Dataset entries
- - - -

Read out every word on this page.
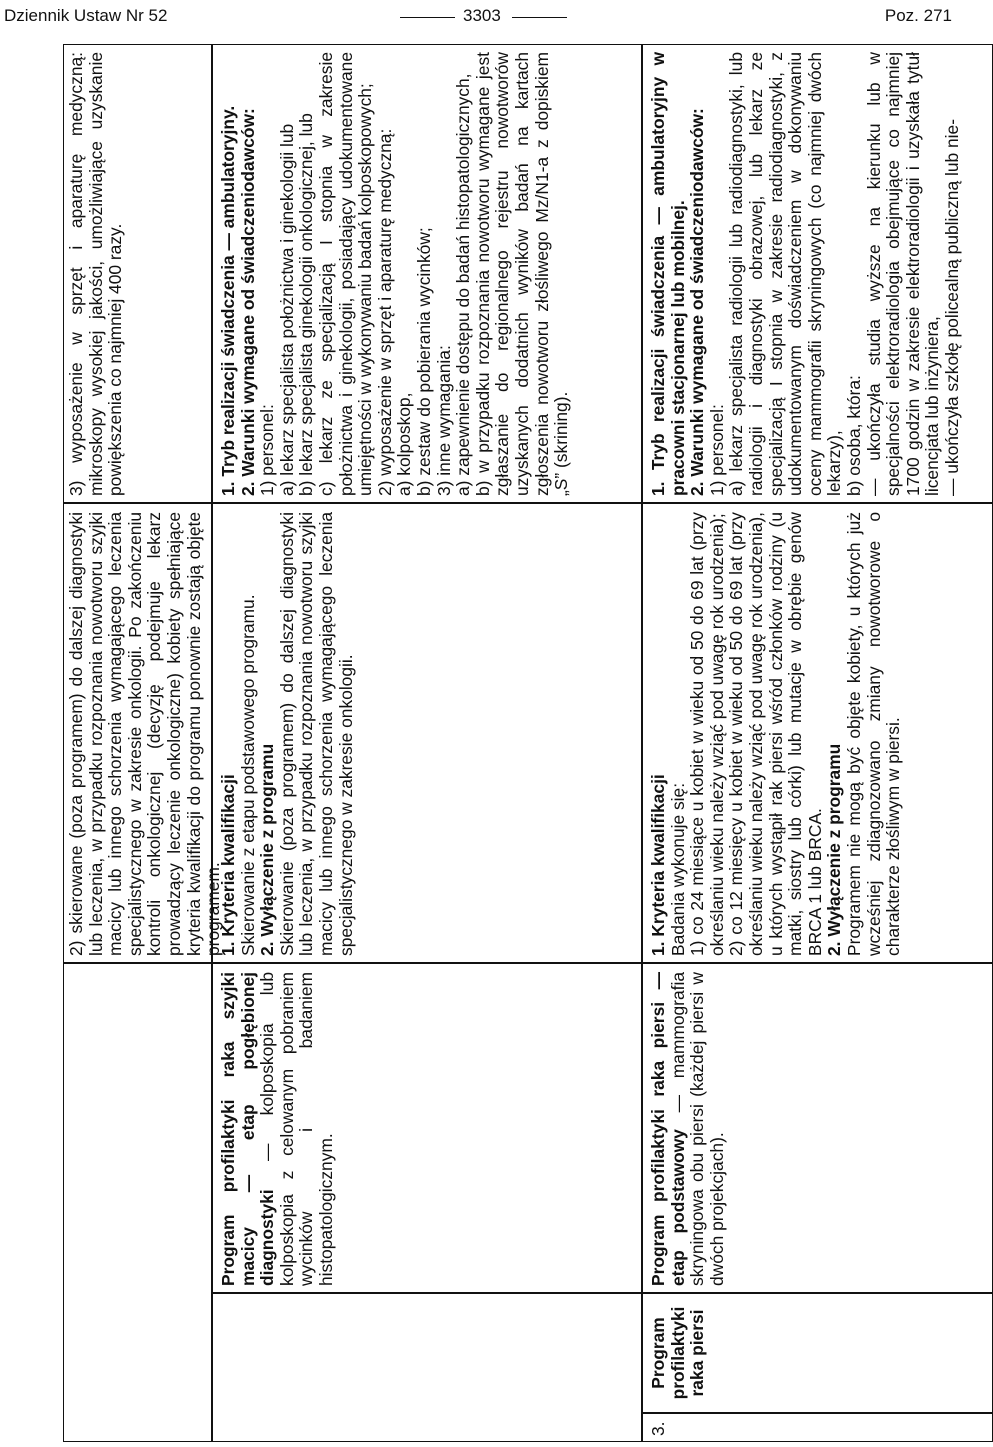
Dziennik Ustaw Nr 52	3303	Poz. 271

2) skierowane (poza programem) do dalszej diagnostyki lub leczenia, w przypadku rozpoznania nowotworu szyjki macicy lub innego schorzenia wymagającego leczenia specjalistycznego w zakresie onkologii. Po zakończeniu kontroli onkologicznej (decyzję podejmuje lekarz prowadzący leczenie onkologiczne) kobiety spełniające kryteria kwalifikacji do programu ponownie zostają objęte programem.

3) wyposażenie w sprzęt i aparaturę medyczną: mikroskopy wysokiej jakości, umożliwiające uzyskanie powiększenia co najmniej 400 razy.

Program profilaktyki raka szyjki macicy — etap pogłębionej diagnostyki — kolposkopia lub kolposkopia z celowanym pobraniem wycinków i badaniem histopatologicznym.

1. Kryteria kwalifikacji Skierowanie z etapu podstawowego programu. 2. Wyłączenie z programu Skierowanie (poza programem) do dalszej diagnostyki lub leczenia, w przypadku rozpoznania nowotworu szyjki macicy lub innego schorzenia wymagającego leczenia specjalistycznego w zakresie onkologii.

1. Tryb realizacji świadczenia — ambulatoryjny. 2. Warunki wymagane od świadczeniodawców: 1) personel: a) lekarz specjalista położnictwa i ginekologii lub b) lekarz specjalista ginekologii onkologicznej, lub c) lekarz ze specjalizacją I stopnia w zakresie położnictwa i ginekologii, posiadający udokumentowane umiejętności w wykonywaniu badań kolposkopowych; 2) wyposażenie w sprzęt i aparaturę medyczną: a) kolposkop, b) zestaw do pobierania wycinków; 3) inne wymagania: a) zapewnienie dostępu do badań histopatologicznych, b) w przypadku rozpoznania nowotworu wymagane jest zgłaszanie do regionalnego rejestru nowotworów uzyskanych dodatnich wyników badań na kartach zgłoszenia nowotworu złośliwego Mz/N1-a z dopiskiem „S” (skrining).

3.

Program profilaktyki raka piersi

Program profilaktyki raka piersi — etap podstawowy — mammografia skryningowa obu piersi (każdej piersi w dwóch projekcjach).

1. Kryteria kwalifikacji Badania wykonuje się: 1) co 24 miesiące u kobiet w wieku od 50 do 69 lat (przy określaniu wieku należy wziąć pod uwagę rok urodzenia); 2) co 12 miesięcy u kobiet w wieku od 50 do 69 lat (przy określaniu wieku należy wziąć pod uwagę rok urodzenia), u których wystąpił rak piersi wśród członków rodziny (u matki, siostry lub córki) lub mutacje w obrębie genów BRCA 1 lub BRCA. 2. Wyłączenie z programu Programem nie mogą być objęte kobiety, u których już wcześniej zdiagnozowano zmiany nowotworowe o charakterze złośliwym w piersi.

1. Tryb realizacji świadczenia — ambulatoryjny w pracowni stacjonarnej lub mobilnej. 2. Warunki wymagane od świadczeniodawców: 1) personel: a) lekarz specjalista radiologii lub radiodiagnostyki, lub radiologii i diagnostyki obrazowej, lub lekarz ze specjalizacją I stopnia w zakresie radiodiagnostyki, z udokumentowanym doświadczeniem w dokonywaniu oceny mammografii skryningowych (co najmniej dwóch lekarzy), b) osoba, która: — ukończyła studia wyższe na kierunku lub w specjalności elektroradiologia obejmujące co najmniej 1700 godzin w zakresie elektroradiologii i uzyskała tytuł licencjata lub inżyniera, — ukończyła szkołę policealną publiczną lub nie-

- - - -

■ Problem to work on ■
Reproduce the material word for word. Any pictures should be left out of the copy.

■ In response ■
Read out every word on this page.
Dziennik Ustaw Nr 52	3303	Poz. 271

2) skierowane (poza programem) do dalszej diagnostyki lub leczenia, w przypadku rozpoznania nowotworu szyjki macicy lub innego schorzenia wymagającego leczenia specjalistycznego w zakresie onkologii. Po zakończeniu kontroli onkologicznej (decyzję podejmuje lekarz prowadzący leczenie onkologiczne) kobiety spełniające kryteria kwalifikacji do programu ponownie zostają objęte programem.

3) wyposażenie w sprzęt i aparaturę medyczną: mikroskopy wysokiej jakości, umożliwiające uzyskanie powiększenia co najmniej 400 razy.

Program profilaktyki raka szyjki macicy — etap pogłębionej diagnostyki — kolposkopia lub kolposkopia z celowanym pobraniem wycinków i badaniem histopatologicznym.

1. Kryteria kwalifikacji Skierowanie z etapu podstawowego programu. 2. Wyłączenie z programu Skierowanie (poza programem) do dalszej diagnostyki lub leczenia, w przypadku rozpoznania nowotworu szyjki macicy lub innego schorzenia wymagającego leczenia specjalistycznego w zakresie onkologii.

1. Tryb realizacji świadczenia — ambulatoryjny. 2. Warunki wymagane od świadczeniodawców: 1) personel: a) lekarz specjalista położnictwa i ginekologii lub b) lekarz specjalista ginekologii onkologicznej, lub c) lekarz ze specjalizacją I stopnia w zakresie położnictwa i ginekologii, posiadający udokumentowane umiejętności w wykonywaniu badań kolposkopowych; 2) wyposażenie w sprzęt i aparaturę medyczną: a) kolposkop, b) zestaw do pobierania wycinków; 3) inne wymagania: a) zapewnienie dostępu do badań histopatologicznych, b) w przypadku rozpoznania nowotworu wymagane jest zgłaszanie do regionalnego rejestru nowotworów uzyskanych dodatnich wyników badań na kartach zgłoszenia nowotworu złośliwego Mz/N1-a z dopiskiem „S” (skrining).

3.

Program profilaktyki raka piersi

Program profilaktyki raka piersi — etap podstawowy — mammografia skryningowa obu piersi (każdej piersi w dwóch projekcjach).

1. Kryteria kwalifikacji Badania wykonuje się: 1) co 24 miesiące u kobiet w wieku od 50 do 69 lat (przy określaniu wieku należy wziąć pod uwagę rok urodzenia); 2) co 12 miesięcy u kobiet w wieku od 50 do 69 lat (przy określaniu wieku należy wziąć pod uwagę rok urodzenia), u których wystąpił rak piersi wśród członków rodziny (u matki, siostry lub córki) lub mutacje w obrębie genów BRCA 1 lub BRCA. 2. Wyłączenie z programu Programem nie mogą być objęte kobiety, u których już wcześniej zdiagnozowano zmiany nowotworowe o charakterze złośliwym w piersi.

1. Tryb realizacji świadczenia — ambulatoryjny w pracowni stacjonarnej lub mobilnej. 2. Warunki wymagane od świadczeniodawców: 1) personel: a) lekarz specjalista radiologii lub radiodiagnostyki, lub radiologii i diagnostyki obrazowej, lub lekarz ze specjalizacją I stopnia w zakresie radiodiagnostyki, z udokumentowanym doświadczeniem w dokonywaniu oceny mammografii skryningowych (co najmniej dwóch lekarzy), b) osoba, która: — ukończyła studia wyższe na kierunku lub w specjalności elektroradiologia obejmujące co najmniej 1700 godzin w zakresie elektroradiologii i uzyskała tytuł licencjata lub inżyniera, — ukończyła szkołę policealną publiczną lub nie-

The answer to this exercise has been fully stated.